___ RECORDS FOR PROCESSING ___
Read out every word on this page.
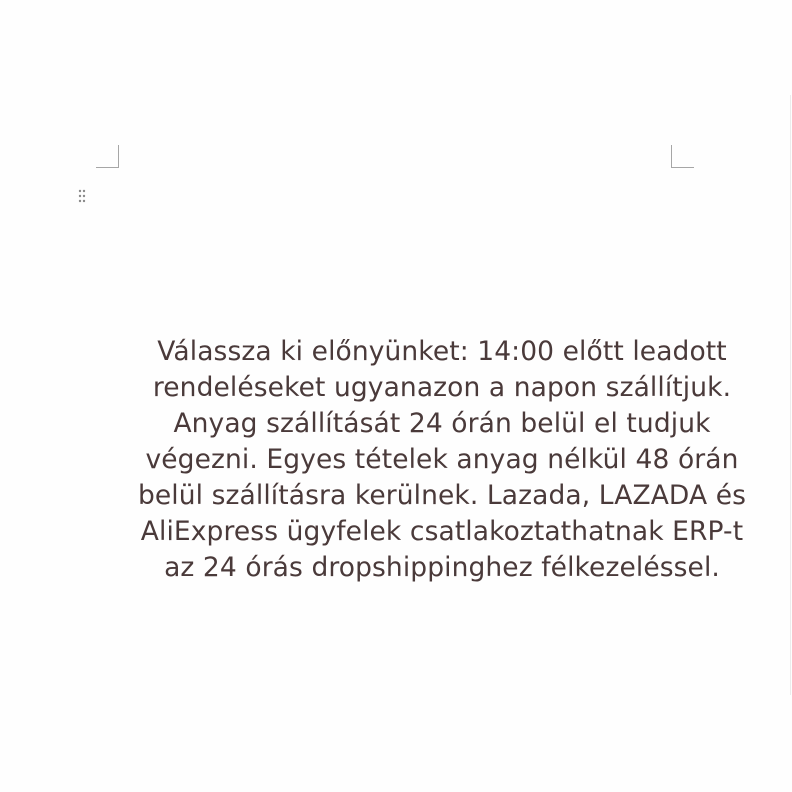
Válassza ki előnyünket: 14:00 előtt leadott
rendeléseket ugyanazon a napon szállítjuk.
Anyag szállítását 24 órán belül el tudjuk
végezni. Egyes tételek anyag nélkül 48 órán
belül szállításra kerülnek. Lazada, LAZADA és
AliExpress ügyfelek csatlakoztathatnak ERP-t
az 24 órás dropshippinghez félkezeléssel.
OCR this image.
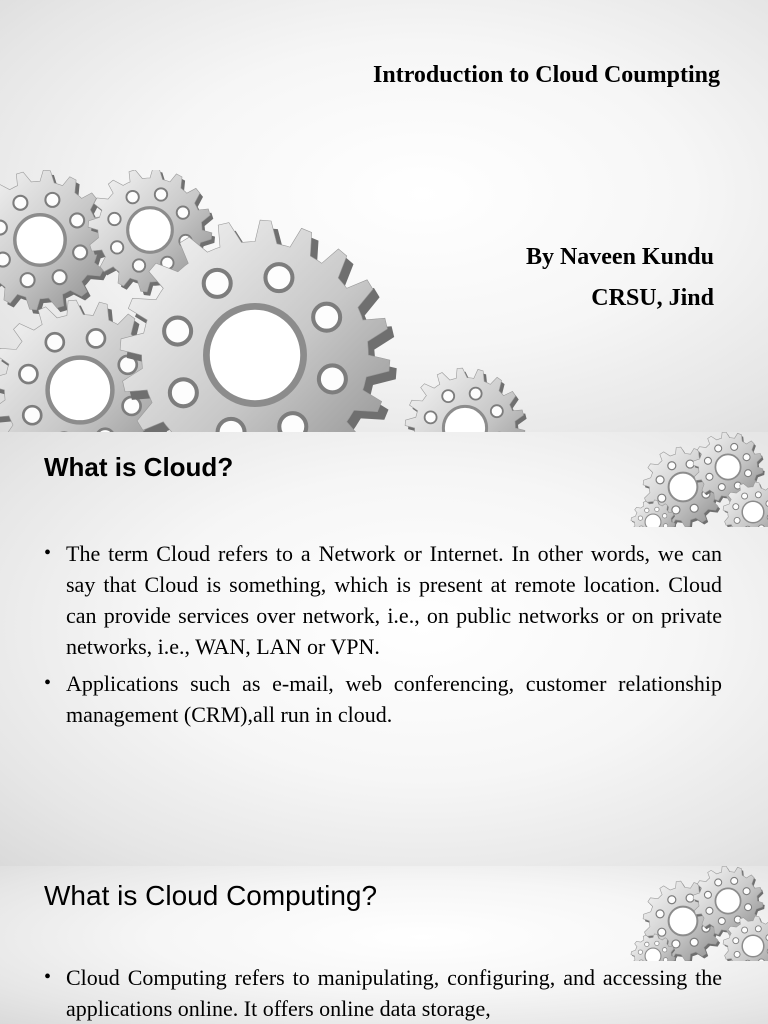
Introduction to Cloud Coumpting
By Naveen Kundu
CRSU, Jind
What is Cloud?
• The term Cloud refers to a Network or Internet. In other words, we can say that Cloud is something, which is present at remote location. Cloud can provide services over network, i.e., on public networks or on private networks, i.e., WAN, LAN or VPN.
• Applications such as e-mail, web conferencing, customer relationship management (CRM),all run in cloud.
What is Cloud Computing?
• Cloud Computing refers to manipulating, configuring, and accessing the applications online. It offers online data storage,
___
TASK OBJECTIVE » Each line of the data that includes the word "belül" counts once; report the total and nothing more.

OUTPUT » 2